* What to work on
Locate every line in the records below that contains the word "conocimientos", and copy each one.

* Record set
--------

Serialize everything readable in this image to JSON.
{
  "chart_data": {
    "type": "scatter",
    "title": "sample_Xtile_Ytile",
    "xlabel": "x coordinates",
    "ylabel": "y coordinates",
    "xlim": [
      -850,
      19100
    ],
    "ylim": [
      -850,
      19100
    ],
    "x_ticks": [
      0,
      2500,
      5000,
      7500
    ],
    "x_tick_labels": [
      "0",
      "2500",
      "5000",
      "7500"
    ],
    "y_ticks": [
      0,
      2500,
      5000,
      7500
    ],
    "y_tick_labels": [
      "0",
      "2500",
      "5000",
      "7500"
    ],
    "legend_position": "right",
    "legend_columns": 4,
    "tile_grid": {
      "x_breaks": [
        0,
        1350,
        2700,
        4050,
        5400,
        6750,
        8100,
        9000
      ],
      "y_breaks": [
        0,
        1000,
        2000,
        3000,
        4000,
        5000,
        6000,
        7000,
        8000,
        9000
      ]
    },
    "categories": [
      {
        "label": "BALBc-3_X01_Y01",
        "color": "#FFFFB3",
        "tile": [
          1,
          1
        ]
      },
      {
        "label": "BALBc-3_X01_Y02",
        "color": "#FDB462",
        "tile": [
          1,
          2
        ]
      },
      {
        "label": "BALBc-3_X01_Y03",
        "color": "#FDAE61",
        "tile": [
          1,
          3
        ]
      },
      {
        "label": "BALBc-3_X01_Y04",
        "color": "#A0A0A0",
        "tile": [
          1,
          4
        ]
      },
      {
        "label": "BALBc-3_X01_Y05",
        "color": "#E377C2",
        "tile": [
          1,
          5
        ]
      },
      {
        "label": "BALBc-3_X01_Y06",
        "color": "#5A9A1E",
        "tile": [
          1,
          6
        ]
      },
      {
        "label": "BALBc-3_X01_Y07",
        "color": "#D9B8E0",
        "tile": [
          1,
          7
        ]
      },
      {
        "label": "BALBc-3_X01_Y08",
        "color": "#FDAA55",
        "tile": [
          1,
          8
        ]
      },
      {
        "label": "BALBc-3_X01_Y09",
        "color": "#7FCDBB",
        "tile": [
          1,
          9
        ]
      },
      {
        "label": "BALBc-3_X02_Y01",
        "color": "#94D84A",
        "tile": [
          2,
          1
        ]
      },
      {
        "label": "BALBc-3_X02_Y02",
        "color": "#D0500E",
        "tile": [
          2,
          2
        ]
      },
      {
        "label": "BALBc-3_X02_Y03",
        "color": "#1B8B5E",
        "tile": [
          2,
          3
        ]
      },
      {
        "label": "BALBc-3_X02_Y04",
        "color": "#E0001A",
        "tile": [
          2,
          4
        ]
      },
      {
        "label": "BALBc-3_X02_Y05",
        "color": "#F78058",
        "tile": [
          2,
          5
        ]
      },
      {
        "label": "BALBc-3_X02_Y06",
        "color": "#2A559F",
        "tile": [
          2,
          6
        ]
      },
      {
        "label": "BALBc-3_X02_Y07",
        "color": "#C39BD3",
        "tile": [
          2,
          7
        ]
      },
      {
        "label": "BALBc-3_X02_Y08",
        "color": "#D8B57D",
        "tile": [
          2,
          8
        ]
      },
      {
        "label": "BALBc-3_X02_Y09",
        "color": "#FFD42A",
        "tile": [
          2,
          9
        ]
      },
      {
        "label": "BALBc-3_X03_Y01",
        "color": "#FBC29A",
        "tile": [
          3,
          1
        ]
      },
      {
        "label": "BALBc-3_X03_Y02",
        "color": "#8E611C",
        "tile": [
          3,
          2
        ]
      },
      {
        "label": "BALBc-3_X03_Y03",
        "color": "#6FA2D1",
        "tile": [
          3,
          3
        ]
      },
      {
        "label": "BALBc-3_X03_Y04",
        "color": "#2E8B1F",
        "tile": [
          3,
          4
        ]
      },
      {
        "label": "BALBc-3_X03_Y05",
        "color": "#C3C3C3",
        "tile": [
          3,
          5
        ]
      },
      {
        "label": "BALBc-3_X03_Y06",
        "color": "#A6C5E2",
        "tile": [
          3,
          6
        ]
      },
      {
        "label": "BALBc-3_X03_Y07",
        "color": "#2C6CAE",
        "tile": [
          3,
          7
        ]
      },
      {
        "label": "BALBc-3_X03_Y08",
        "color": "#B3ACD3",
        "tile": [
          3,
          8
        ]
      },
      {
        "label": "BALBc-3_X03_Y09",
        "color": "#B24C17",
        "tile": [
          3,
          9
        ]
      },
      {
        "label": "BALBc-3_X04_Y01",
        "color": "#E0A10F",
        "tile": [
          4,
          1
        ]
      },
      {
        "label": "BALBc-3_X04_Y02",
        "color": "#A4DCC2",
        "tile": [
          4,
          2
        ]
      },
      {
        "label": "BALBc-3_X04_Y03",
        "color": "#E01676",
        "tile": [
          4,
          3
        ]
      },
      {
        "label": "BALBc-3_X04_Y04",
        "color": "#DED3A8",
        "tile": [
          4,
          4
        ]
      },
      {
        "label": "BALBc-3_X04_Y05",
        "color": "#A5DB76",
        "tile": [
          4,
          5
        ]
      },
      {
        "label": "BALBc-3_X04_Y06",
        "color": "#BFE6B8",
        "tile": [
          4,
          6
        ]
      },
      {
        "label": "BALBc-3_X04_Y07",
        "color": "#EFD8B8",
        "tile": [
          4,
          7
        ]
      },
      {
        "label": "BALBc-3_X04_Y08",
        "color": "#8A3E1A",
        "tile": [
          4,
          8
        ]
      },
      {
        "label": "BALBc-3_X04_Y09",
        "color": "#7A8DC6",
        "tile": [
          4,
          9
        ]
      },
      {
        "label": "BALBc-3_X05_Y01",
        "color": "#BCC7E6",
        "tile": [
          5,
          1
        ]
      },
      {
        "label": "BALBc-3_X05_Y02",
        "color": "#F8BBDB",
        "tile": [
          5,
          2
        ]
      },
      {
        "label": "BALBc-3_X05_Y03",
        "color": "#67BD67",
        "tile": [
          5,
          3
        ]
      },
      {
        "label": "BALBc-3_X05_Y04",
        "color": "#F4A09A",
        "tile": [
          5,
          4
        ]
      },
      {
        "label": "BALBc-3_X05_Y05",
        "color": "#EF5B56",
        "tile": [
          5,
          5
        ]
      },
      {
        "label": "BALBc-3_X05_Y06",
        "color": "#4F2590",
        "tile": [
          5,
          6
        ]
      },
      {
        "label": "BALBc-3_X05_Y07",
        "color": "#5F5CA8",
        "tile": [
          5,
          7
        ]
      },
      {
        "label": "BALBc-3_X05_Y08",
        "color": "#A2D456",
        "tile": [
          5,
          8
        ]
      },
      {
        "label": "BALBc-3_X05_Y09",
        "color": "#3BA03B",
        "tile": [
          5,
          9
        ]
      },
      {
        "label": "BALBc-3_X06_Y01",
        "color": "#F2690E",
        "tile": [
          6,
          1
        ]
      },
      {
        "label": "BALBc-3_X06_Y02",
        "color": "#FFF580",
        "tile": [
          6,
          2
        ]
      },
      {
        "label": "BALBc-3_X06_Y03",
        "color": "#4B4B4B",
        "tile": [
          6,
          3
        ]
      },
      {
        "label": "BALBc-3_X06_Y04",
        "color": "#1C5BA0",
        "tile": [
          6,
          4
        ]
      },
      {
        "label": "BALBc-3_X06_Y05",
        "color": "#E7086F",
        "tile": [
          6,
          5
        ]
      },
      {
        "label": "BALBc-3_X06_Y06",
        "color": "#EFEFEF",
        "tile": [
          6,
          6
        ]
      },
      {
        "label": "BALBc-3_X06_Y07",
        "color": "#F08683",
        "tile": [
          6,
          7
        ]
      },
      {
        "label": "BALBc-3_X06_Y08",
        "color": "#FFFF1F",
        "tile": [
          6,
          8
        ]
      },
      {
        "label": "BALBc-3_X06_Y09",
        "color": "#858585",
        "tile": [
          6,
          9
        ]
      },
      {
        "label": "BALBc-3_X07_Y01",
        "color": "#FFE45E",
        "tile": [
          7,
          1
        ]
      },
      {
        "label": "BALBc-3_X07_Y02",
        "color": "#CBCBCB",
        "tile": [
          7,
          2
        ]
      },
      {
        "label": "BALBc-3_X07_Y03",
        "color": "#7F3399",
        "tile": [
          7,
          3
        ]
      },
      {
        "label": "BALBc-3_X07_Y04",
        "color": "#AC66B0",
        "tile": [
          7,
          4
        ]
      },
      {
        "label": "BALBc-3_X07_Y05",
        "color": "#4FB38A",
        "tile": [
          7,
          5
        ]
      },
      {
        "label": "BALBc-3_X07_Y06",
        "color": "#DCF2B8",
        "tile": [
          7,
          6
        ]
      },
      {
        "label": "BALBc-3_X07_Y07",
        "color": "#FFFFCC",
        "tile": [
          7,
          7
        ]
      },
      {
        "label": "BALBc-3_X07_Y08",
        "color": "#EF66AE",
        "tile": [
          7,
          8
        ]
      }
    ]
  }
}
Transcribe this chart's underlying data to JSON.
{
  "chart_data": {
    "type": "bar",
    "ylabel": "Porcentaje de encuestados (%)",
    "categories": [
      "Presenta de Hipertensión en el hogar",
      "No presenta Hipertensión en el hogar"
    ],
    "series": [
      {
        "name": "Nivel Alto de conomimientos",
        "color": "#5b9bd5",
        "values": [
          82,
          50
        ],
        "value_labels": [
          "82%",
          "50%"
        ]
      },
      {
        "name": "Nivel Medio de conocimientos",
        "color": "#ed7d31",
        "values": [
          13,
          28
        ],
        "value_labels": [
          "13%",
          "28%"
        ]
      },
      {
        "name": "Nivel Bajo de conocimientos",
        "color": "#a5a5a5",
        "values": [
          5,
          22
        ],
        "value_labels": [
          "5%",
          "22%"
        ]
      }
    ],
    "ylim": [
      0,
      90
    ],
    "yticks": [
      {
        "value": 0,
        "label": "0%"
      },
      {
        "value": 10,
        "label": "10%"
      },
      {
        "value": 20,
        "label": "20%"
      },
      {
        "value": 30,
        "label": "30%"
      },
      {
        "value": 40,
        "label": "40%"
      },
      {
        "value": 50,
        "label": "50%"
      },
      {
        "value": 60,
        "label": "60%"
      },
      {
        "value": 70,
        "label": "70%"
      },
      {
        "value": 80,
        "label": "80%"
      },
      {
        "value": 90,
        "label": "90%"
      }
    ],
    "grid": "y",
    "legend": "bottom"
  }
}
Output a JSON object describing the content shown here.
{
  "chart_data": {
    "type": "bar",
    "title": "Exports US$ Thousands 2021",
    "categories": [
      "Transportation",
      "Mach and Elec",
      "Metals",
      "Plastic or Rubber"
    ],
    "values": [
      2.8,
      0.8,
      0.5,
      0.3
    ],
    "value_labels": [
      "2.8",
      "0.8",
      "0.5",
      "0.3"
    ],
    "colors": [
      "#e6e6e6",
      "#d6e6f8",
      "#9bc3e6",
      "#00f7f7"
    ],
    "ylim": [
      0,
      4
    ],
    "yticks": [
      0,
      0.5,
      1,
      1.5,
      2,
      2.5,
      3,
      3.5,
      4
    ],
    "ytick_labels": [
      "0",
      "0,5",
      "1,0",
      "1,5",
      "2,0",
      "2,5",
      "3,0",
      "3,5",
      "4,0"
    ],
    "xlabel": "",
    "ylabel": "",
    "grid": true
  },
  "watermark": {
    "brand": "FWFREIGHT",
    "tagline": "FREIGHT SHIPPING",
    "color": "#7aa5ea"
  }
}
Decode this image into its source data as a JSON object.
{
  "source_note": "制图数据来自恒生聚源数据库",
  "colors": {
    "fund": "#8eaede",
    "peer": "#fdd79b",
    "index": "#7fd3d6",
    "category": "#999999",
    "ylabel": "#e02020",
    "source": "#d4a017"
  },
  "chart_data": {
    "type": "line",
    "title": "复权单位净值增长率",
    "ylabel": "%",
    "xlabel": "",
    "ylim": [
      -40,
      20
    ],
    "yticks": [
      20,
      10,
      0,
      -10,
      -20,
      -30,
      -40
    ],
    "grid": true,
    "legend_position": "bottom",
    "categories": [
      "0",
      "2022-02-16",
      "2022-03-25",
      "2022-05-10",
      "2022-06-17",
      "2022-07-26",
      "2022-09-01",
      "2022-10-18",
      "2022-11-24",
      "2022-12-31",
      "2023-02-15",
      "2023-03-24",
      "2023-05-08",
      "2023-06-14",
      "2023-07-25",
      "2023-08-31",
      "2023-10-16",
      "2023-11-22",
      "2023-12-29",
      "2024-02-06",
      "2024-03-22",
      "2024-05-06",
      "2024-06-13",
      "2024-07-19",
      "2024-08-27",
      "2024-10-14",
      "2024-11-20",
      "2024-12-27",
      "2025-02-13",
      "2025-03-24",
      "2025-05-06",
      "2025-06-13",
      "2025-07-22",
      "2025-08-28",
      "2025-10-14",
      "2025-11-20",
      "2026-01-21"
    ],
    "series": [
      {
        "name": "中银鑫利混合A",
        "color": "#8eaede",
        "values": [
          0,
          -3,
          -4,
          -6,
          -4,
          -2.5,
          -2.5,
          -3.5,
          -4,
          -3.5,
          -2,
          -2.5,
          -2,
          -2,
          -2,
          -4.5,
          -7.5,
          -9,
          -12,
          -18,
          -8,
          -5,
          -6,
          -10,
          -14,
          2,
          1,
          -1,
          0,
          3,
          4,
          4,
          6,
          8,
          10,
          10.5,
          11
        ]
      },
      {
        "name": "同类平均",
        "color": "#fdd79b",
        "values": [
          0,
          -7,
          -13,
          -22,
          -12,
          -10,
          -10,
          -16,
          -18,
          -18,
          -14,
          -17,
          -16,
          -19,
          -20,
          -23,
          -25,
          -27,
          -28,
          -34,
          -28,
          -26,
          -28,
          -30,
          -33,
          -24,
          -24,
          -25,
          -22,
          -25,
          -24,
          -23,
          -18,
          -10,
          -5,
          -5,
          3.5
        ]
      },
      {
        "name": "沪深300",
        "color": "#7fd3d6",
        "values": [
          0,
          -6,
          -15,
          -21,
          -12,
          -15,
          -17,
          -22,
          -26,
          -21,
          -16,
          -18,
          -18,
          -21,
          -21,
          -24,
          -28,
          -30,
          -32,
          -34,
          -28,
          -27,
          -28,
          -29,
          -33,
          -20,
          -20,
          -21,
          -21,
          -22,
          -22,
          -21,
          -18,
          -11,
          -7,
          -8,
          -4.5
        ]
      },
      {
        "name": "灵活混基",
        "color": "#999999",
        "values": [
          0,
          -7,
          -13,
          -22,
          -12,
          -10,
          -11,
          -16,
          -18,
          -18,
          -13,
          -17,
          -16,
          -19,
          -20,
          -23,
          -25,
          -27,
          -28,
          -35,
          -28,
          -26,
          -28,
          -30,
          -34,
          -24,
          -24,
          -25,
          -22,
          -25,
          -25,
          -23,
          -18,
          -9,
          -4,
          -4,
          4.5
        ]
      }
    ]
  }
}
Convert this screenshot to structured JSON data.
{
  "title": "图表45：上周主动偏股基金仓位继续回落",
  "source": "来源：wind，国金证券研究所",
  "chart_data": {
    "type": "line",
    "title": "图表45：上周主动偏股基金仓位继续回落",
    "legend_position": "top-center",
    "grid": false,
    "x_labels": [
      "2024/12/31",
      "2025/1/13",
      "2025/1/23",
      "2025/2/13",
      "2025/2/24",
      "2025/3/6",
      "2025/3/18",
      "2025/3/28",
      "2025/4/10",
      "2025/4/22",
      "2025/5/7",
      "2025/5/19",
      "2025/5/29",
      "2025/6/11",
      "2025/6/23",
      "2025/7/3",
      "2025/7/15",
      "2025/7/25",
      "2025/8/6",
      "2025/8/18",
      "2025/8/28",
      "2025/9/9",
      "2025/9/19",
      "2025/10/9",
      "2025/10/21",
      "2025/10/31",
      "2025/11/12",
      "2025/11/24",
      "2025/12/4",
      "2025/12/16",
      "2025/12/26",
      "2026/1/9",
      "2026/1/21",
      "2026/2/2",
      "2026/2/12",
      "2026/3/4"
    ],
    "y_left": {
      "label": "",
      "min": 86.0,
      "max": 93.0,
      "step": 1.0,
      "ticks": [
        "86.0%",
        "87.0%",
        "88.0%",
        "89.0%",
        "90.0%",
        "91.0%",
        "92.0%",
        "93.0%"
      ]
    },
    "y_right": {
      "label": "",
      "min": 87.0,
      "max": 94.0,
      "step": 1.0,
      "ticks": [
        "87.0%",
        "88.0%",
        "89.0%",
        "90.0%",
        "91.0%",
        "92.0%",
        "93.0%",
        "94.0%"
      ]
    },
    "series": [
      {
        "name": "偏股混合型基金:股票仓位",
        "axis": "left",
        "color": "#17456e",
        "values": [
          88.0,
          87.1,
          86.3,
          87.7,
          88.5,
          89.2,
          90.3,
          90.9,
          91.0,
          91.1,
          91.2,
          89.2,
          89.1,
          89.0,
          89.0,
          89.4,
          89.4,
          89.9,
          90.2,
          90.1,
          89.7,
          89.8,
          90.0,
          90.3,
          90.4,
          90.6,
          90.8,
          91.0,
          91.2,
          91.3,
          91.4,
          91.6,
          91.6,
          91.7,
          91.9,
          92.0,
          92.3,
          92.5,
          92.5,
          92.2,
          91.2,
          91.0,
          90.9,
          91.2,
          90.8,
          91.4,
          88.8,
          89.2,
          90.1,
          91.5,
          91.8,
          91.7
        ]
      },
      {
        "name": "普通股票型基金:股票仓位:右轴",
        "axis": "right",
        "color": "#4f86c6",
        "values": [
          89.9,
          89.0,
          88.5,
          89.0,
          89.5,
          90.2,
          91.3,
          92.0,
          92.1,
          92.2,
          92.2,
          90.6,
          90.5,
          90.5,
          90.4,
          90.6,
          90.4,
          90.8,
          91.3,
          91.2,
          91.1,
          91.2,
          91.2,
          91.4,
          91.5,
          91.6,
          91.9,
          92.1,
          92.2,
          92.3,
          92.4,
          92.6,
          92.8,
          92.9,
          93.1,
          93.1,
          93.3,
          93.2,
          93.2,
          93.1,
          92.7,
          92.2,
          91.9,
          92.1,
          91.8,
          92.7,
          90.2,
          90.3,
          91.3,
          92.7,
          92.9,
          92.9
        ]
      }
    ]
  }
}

--------

* Written response
        "name": "Nivel Medio de conocimientos",
        "name": "Nivel Bajo de conocimientos",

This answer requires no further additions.